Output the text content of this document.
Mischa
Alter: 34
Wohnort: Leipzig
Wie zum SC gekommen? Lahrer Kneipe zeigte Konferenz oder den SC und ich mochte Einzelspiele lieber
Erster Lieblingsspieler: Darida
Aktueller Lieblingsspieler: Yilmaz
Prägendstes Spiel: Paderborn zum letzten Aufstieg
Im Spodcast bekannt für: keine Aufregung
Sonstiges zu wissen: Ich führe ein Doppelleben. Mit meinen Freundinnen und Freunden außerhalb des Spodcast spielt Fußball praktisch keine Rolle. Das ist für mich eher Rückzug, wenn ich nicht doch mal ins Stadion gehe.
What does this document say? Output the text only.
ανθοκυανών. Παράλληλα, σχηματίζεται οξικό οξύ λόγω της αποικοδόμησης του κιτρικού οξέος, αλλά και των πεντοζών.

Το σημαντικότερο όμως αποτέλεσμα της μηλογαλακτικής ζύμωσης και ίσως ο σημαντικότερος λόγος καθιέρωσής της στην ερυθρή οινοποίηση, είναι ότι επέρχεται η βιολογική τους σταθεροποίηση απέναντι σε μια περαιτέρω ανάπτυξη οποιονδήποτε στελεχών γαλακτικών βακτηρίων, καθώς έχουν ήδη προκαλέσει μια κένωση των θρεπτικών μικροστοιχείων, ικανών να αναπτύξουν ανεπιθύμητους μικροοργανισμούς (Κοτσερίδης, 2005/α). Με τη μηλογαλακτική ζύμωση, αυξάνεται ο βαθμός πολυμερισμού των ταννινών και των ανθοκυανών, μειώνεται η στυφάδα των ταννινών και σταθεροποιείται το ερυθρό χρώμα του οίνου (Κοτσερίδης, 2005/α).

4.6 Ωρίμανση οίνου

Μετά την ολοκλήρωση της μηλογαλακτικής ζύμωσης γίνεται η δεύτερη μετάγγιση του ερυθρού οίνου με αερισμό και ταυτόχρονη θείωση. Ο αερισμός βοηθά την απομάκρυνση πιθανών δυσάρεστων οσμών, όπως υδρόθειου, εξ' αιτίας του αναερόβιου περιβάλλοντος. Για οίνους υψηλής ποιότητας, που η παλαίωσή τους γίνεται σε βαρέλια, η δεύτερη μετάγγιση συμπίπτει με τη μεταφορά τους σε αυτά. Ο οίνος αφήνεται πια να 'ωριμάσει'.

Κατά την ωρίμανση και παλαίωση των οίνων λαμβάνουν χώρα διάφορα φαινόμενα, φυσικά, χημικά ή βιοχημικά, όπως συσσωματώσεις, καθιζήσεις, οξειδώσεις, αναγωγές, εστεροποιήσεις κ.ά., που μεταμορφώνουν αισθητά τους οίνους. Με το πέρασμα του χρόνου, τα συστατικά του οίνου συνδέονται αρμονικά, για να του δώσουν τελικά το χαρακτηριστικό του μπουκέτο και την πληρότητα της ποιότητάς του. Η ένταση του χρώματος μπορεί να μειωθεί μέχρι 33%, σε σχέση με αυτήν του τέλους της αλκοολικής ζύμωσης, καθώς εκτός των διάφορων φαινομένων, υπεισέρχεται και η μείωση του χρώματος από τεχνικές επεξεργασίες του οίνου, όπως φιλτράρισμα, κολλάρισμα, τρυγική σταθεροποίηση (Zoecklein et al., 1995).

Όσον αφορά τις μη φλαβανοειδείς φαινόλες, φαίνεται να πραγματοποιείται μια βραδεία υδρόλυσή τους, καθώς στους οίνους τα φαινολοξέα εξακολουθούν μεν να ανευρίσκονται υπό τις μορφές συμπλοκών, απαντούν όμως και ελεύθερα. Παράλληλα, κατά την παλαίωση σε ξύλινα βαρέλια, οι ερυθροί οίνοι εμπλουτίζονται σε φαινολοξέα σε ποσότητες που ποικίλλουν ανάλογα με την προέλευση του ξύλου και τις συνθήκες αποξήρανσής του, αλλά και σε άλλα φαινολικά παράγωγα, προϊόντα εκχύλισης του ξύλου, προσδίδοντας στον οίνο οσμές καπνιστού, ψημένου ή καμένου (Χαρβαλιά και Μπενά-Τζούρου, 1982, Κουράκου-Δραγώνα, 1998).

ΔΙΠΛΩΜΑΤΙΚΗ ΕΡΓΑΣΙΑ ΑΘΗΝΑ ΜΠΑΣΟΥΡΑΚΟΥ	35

▸ Task directions
Exactly reproduce all of the entries.

▸ Finished task
Output the text content of this document.
Mischa
Alter: 34
Wohnort: Leipzig
Wie zum SC gekommen? Lahrer Kneipe zeigte Konferenz oder den SC und ich mochte Einzelspiele lieber
Erster Lieblingsspieler: Darida
Aktueller Lieblingsspieler: Yilmaz
Prägendstes Spiel: Paderborn zum letzten Aufstieg
Im Spodcast bekannt für: keine Aufregung
Sonstiges zu wissen: Ich führe ein Doppelleben. Mit meinen Freundinnen und Freunden außerhalb des Spodcast spielt Fußball praktisch keine Rolle. Das ist für mich eher Rückzug, wenn ich nicht doch mal ins Stadion gehe.
What does this document say? Output the text only.
ανθοκυανών. Παράλληλα, σχηματίζεται οξικό οξύ λόγω της αποικοδόμησης του κιτρικού οξέος, αλλά και των πεντοζών.

Το σημαντικότερο όμως αποτέλεσμα της μηλογαλακτικής ζύμωσης και ίσως ο σημαντικότερος λόγος καθιέρωσής της στην ερυθρή οινοποίηση, είναι ότι επέρχεται η βιολογική τους σταθεροποίηση απέναντι σε μια περαιτέρω ανάπτυξη οποιονδήποτε στελεχών γαλακτικών βακτηρίων, καθώς έχουν ήδη προκαλέσει μια κένωση των θρεπτικών μικροστοιχείων, ικανών να αναπτύξουν ανεπιθύμητους μικροοργανισμούς (Κοτσερίδης, 2005/α). Με τη μηλογαλακτική ζύμωση, αυξάνεται ο βαθμός πολυμερισμού των ταννινών και των ανθοκυανών, μειώνεται η στυφάδα των ταννινών και σταθεροποιείται το ερυθρό χρώμα του οίνου (Κοτσερίδης, 2005/α).

4.6 Ωρίμανση οίνου

Μετά την ολοκλήρωση της μηλογαλακτικής ζύμωσης γίνεται η δεύτερη μετάγγιση του ερυθρού οίνου με αερισμό και ταυτόχρονη θείωση. Ο αερισμός βοηθά την απομάκρυνση πιθανών δυσάρεστων οσμών, όπως υδρόθειου, εξ' αιτίας του αναερόβιου περιβάλλοντος. Για οίνους υψηλής ποιότητας, που η παλαίωσή τους γίνεται σε βαρέλια, η δεύτερη μετάγγιση συμπίπτει με τη μεταφορά τους σε αυτά. Ο οίνος αφήνεται πια να 'ωριμάσει'.

Κατά την ωρίμανση και παλαίωση των οίνων λαμβάνουν χώρα διάφορα φαινόμενα, φυσικά, χημικά ή βιοχημικά, όπως συσσωματώσεις, καθιζήσεις, οξειδώσεις, αναγωγές, εστεροποιήσεις κ.ά., που μεταμορφώνουν αισθητά τους οίνους. Με το πέρασμα του χρόνου, τα συστατικά του οίνου συνδέονται αρμονικά, για να του δώσουν τελικά το χαρακτηριστικό του μπουκέτο και την πληρότητα της ποιότητάς του. Η ένταση του χρώματος μπορεί να μειωθεί μέχρι 33%, σε σχέση με αυτήν του τέλους της αλκοολικής ζύμωσης, καθώς εκτός των διάφορων φαινομένων, υπεισέρχεται και η μείωση του χρώματος από τεχνικές επεξεργασίες του οίνου, όπως φιλτράρισμα, κολλάρισμα, τρυγική σταθεροποίηση (Zoecklein et al., 1995).

Όσον αφορά τις μη φλαβανοειδείς φαινόλες, φαίνεται να πραγματοποιείται μια βραδεία υδρόλυσή τους, καθώς στους οίνους τα φαινολοξέα εξακολουθούν μεν να ανευρίσκονται υπό τις μορφές συμπλοκών, απαντούν όμως και ελεύθερα. Παράλληλα, κατά την παλαίωση σε ξύλινα βαρέλια, οι ερυθροί οίνοι εμπλουτίζονται σε φαινολοξέα σε ποσότητες που ποικίλλουν ανάλογα με την προέλευση του ξύλου και τις συνθήκες αποξήρανσής του, αλλά και σε άλλα φαινολικά παράγωγα, προϊόντα εκχύλισης του ξύλου, προσδίδοντας στον οίνο οσμές καπνιστού, ψημένου ή καμένου (Χαρβαλιά και Μπενά-Τζούρου, 1982, Κουράκου-Δραγώνα, 1998).

ΔΙΠΛΩΜΑΤΙΚΗ ΕΡΓΑΣΙΑ ΑΘΗΝΑ ΜΠΑΣΟΥΡΑΚΟΥ	35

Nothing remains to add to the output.